It is more complicated than that. Sometimes a user needs to do something that can only be done well by a single, very fast CPU. More cores works well when that is suited to the workload.

In any case, speculative execution is really about keeping the pipeline filled, whether that’s the N pipelines of N cores or the one pipeline of one core.

whistler · September 18, 2020, 2:39am

@lperkins2 Thanks for the clarification. At least, it sounds like a hack that should deliver consistent results on a given machine. Useful advice indeed.

@kieran After reading your feedback and thinking more about this, perhaps the right approach is to enforce (non)speculation by memory type, perhaps via TLB bits or even memory type range registers. There could be a type that says “writeback nonspeculative”, which means that, while data in that region can indeed be writeback-cached at any level, it can’t be (un)cached until it’s certain to be (un)needed – nor evicted from any level, to any other level, or even to an intermediate (victum) cache – except by eviction due to some other process which may or may not have speculation enabled, but in any case, cannot induce the original process to misspeculate on an access address.

(In reality, “region” almost certainly means “page”, and probably some overhead would be necessary in order to transition between regional cache policies, but nothing so burdensome as a cache flush of the area in question.)

This would ensure, for example, that the memory space of a given process would prevent speculative cache side effects while also ensuring that such prohibition would continue to be enforced even if, say, a pointer into that region were passed to the kernel (or a fork of the original process which inherited its regional speculation policies) for further processing.

Furthermore, the data could subsequently be copied into a “writeback speculative” region, such as a disk IO buffer, provided that subsequent handling of the data (i.e. the codepath induced by the data) did not depend on its content (which should be the case in such a buffer).

Ultimately, the choice of whether or not to enable speculation would have to be made by the user – not the programmer. Standalone game consoles would enable it, while generic networked workstations generally wouldn’t. But perhaps I could say that my DVD player app could use speculation because I don’t care if I leak my movie library, while my banking app can’t use it because it requires maximum security.

Clearly, it’s tough in practice to say “App A will never access sensitive data but App B will”, so this is more like an optional way to restore all the benefits of speculation when the default should be to disable it universally.

I would personally be happy to see speculation tossed on the scrapheap of history. Those few apps that need fast single-threaded performance should be rewritten, abandoned, or as a last resort, run in multiple instances in parallel in order to boost throughput despite high latency.

## Stored rows
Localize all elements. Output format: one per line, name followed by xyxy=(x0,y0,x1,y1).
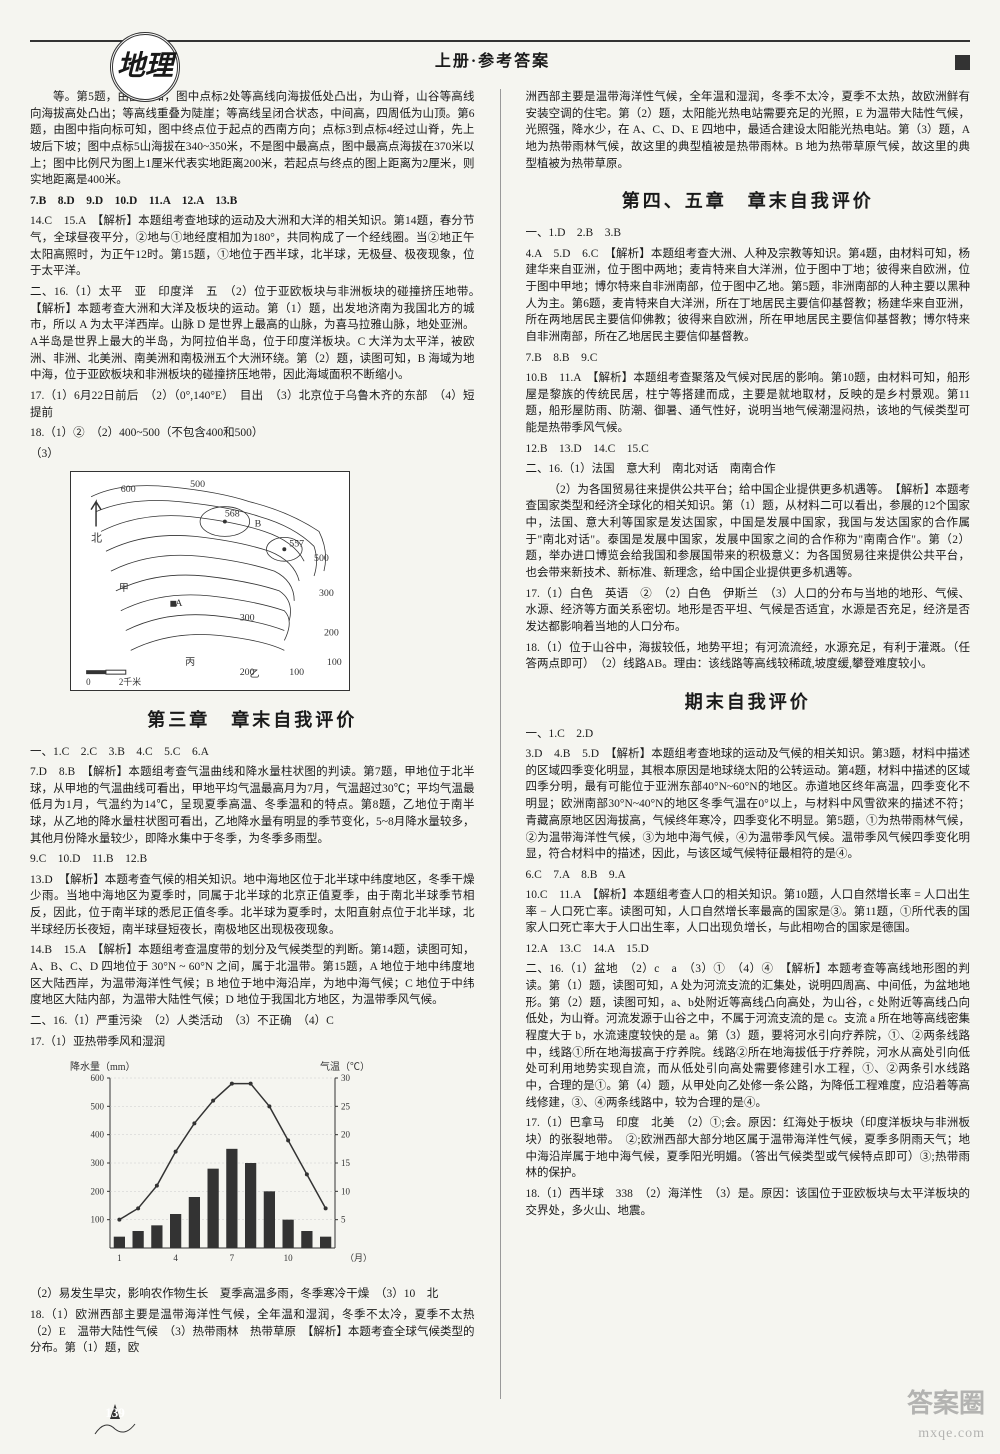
watermark: 答案圈 mxqe.com xyxy=(907,1384,985,1444)
f-q18: 18.（1）西半球 338 （2）海洋性 （3）是。原因：该国位于亚欧板块与太平… xyxy=(526,1186,971,1219)
s45-q18: 18.（1）位于山谷中，海拔较低，地势平坦；有河流流经，水源充足，有利于灌溉。（… xyxy=(526,640,971,673)
answer-q16: 二、16.（1）太平 亚 印度洋 五 （2）位于亚欧板块与非洲板块的碰撞挤压地带… xyxy=(30,284,475,384)
svg-text:4: 4 xyxy=(173,1253,178,1263)
climate-chart: 100 200 300 400 500 600 5 10 15 20 25 30 1 4 7 10 （月） 降水量… xyxy=(60,1058,380,1278)
contour-map-figure: 0 2千米 北 60050056855750030030020010020010… xyxy=(70,471,350,691)
answer-q17: 17.（1）6月22日前后 （2）（0°,140°E） 目出 （3）北京位于乌鲁… xyxy=(30,388,475,421)
s45-q17: 17.（1）白色 英语 ② （2）白色 伊斯兰 （3）人口的分布与当地的地形、气… xyxy=(526,586,971,636)
svg-text:400: 400 xyxy=(91,1130,105,1140)
page-header: 地理 上册·参考答案 xyxy=(30,40,970,74)
svg-text:600: 600 xyxy=(121,484,136,495)
section3-title: 第三章 章末自我评价 xyxy=(30,707,475,734)
s45-q10: 10.B 11.A 【解析】本题组考查聚落及气候对民居的影响。第10题，由材料可… xyxy=(526,370,971,437)
right-column: 洲西部主要是温带海洋性气候，全年温和湿润，冬季不太冷，夏季不太热，故欧洲鲜有安装… xyxy=(526,89,971,1399)
s45-a3: 12.B 13.D 14.C 15.C xyxy=(526,441,971,458)
svg-text:0: 0 xyxy=(86,677,91,687)
svg-text:丙: 丙 xyxy=(185,657,195,668)
svg-text:30: 30 xyxy=(341,1073,351,1083)
page-number: 139 xyxy=(90,1399,140,1439)
svg-text:200: 200 xyxy=(324,627,339,638)
s3-q18: 18.（1）欧洲西部主要是温带海洋性气候，全年温和湿润，冬季不太冷，夏季不太热 … xyxy=(30,1307,475,1357)
svg-text:20: 20 xyxy=(341,1130,351,1140)
s45-a2: 7.B 8.B 9.C xyxy=(526,350,971,367)
svg-text:300: 300 xyxy=(319,588,334,599)
s45-a1: 一、1.D 2.B 3.B xyxy=(526,225,971,242)
svg-text:（月）: （月） xyxy=(345,1253,372,1263)
svg-text:100: 100 xyxy=(91,1215,105,1225)
svg-text:100: 100 xyxy=(289,667,304,678)
f-q16: 二、16.（1）盆地 （2）c a （3）① （4）④ 【解析】本题考查等高线地… xyxy=(526,961,971,1111)
column-divider xyxy=(500,89,501,1399)
f-a2: 6.C 7.A 8.B 9.A xyxy=(526,867,971,884)
watermark-url: mxqe.com xyxy=(907,1423,985,1444)
answers-line: 7.B 8.D 9.D 10.D 11.A 12.A 13.B xyxy=(30,193,475,210)
svg-text:气温（℃）: 气温（℃） xyxy=(320,1060,370,1073)
answer-q18-sub: （3） xyxy=(30,446,475,463)
s3-q16: 二、16.（1）严重污染 （2）人类活动 （3）不正确 （4）C xyxy=(30,1013,475,1030)
svg-text:557: 557 xyxy=(289,538,304,549)
section45-title: 第四、五章 章末自我评价 xyxy=(526,188,971,215)
svg-text:15: 15 xyxy=(341,1158,351,1168)
svg-text:200: 200 xyxy=(91,1187,105,1197)
svg-text:2千米: 2千米 xyxy=(119,676,141,687)
s3-q17-intro: 17.（1）亚热带季风和湿润 xyxy=(30,1034,475,1051)
content-columns: 等。第5题，由图可知，图中点标2处等高线向海拔低处凸出，为山脊，山谷等高线向海拔… xyxy=(30,89,970,1399)
svg-text:500: 500 xyxy=(314,553,329,564)
s3-q13: 13.D 【解析】本题考查气候的相关知识。地中海地区位于北半球中纬度地区，冬季干… xyxy=(30,872,475,939)
watermark-text: 答案圈 xyxy=(907,1384,985,1423)
svg-text:25: 25 xyxy=(341,1102,351,1112)
svg-text:乙: 乙 xyxy=(250,668,260,680)
svg-text:500: 500 xyxy=(91,1102,105,1112)
final-title: 期末自我评价 xyxy=(526,689,971,716)
svg-text:139: 139 xyxy=(105,1405,125,1420)
svg-text:降水量（mm）: 降水量（mm） xyxy=(70,1060,136,1073)
s3-answers2: 9.C 10.D 11.B 12.B xyxy=(30,851,475,868)
f-a1: 一、1.C 2.D xyxy=(526,726,971,743)
answer-q18: 18.（1）② （2）400~500（不包含400和500） xyxy=(30,425,475,442)
svg-text:300: 300 xyxy=(91,1158,105,1168)
svg-text:100: 100 xyxy=(327,657,342,668)
svg-text:1: 1 xyxy=(117,1253,122,1263)
f-q17: 17.（1）巴拿马 印度 北美 （2）①;会。原因：红海处于板块（印度洋板块与非… xyxy=(526,1115,971,1182)
subject-badge: 地理 xyxy=(110,32,180,102)
f-q10: 10.C 11.A 【解析】本题组考查人口的相关知识。第10题，人口自然增长率 … xyxy=(526,887,971,937)
right-intro: 洲西部主要是温带海洋性气候，全年温和湿润，冬季不太冷，夏季不太热，故欧洲鲜有安装… xyxy=(526,89,971,172)
left-column: 等。第5题，由图可知，图中点标2处等高线向海拔低处凸出，为山脊，山谷等高线向海拔… xyxy=(30,89,475,1399)
svg-text:10: 10 xyxy=(284,1253,294,1263)
svg-text:10: 10 xyxy=(341,1187,351,1197)
svg-text:600: 600 xyxy=(91,1073,105,1083)
header-decoration xyxy=(955,55,970,70)
svg-text:B: B xyxy=(255,518,262,529)
svg-text:500: 500 xyxy=(190,479,205,490)
svg-text:5: 5 xyxy=(341,1215,346,1225)
intro-text: 等。第5题，由图可知，图中点标2处等高线向海拔低处凸出，为山脊，山谷等高线向海拔… xyxy=(30,89,475,189)
svg-text:300: 300 xyxy=(240,612,255,623)
svg-text:568: 568 xyxy=(225,508,240,519)
s3-q14: 14.B 15.A 【解析】本题组考查温度带的划分及气候类型的判断。第14题，读… xyxy=(30,942,475,1009)
s3-q17-2: （2）易发生旱灾，影响农作物生长 夏季高温多雨，冬季寒冷干燥 （3）10 北 xyxy=(30,1286,475,1303)
svg-text:甲: 甲 xyxy=(119,583,129,594)
svg-text:7: 7 xyxy=(230,1253,235,1263)
s45-q16: 二、16.（1）法国 意大利 南北对话 南南合作 xyxy=(526,461,971,478)
f-a3: 12.A 13.C 14.A 15.D xyxy=(526,941,971,958)
s3-answers1: 一、1.C 2.C 3.B 4.C 5.C 6.A xyxy=(30,744,475,761)
svg-text:A: A xyxy=(175,597,183,608)
svg-text:北: 北 xyxy=(91,531,102,544)
answer-q14: 14.C 15.A 【解析】本题组考查地球的运动及大洲和大洋的相关知识。第14题… xyxy=(30,213,475,280)
s45-q4: 4.A 5.D 6.C 【解析】本题组考查大洲、人种及宗教等知识。第4题，由材料… xyxy=(526,246,971,346)
s45-q16-2: （2）为各国贸易往来提供公共平台；给中国企业提供更多机遇等。 【解析】本题考查国… xyxy=(526,482,971,582)
f-q3: 3.D 4.B 5.D 【解析】本题组考查地球的运动及气候的相关知识。第3题，材… xyxy=(526,746,971,863)
s3-q7: 7.D 8.B 【解析】本题组考查气温曲线和降水量柱状图的判读。第7题，甲地位于… xyxy=(30,764,475,847)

## Your task
Pick up the forum discussion on speculative execution after its last post and carry it forward.

## Result
lperkins2 · September 18, 2020, 3:05am

Not really a good solution… Increasing the time it takes my CAD software to render or my CFD simulation to run is expensive. It also easily makes the difference between eating dinner with my family or not. I am absolutely not worried about sidechannel attacks, since I don’t do sensitive tasks on the same machine as ever gets to run untrusted code. (And with raspberry pis available from $5, there’s no reason to do your banking, email, and so on, on the same machine as you play games, run random software, or have other users).

Speculative execution and other side channels are a serious consideration in the VPS realm, as the cost savings come from under-provisioning the physical resources, which requires efficient saving.

kieran · September 18, 2020, 6:35am

Anything that is going to require changes in silico means that we should consider other alternatives:

fixing speculative execution to make it safe
allowing it to be disabled

I would go further and suggest that if Intel does the first item above then they should also do the second item so that, when the likely inevitable bugs are discovered, customers for whom this is a serious issue can at least sacrifice performance in order to get security.

The idea of attaching some bits to memory to indicate its safety warrants further study but to be honest I couldn’t see exactly how that would work. Is this for the memory that holds the code? or the data being worked on?

It doesn’t feel safe to me because, at the very least, not all such bugs need relate to memory being worked on. Any leakage of state that depends on the data being worked on, which could be in a register, might be a concern.

Also, the boundaries of when safety against speculation is no longer required are not obvious to me. At the very least, it might require all code to be diligent about clearing sensitive material (from memory and registers) when it is no longer needed. Probably neither existing code nor compilers are set up right now to do that. The assumption is that a certain non-leakage security model applies so that such clearing is not needed.

As @lperkins points out, the main concern regarding this class of bugs is in a multi-user environment, which includes a computer that is used concurrently by two or more users and even more so includes a virtualized environment. In a single user environment, if you don’t run untrusted / random code then you should be safe from this class of bugs.

We may have to agree to disagree on this one. In addition to what @lperkins said, the basic point is that speculative execution potentially accelerates all cores. So if you have a CPU with 8 cores and your algorithm parallelizes well, you are punishing all 8 cores and getting a certain level of performance. If you then disable speculative execution, all 8 cores potentially slow down and your level of performance declines.

I guess your point is … kill it with more cores. Gain back the lost performance by tossing out the 8 core computer and getting a 12 core computer but that may be impossible / impractical / financially unreasonable.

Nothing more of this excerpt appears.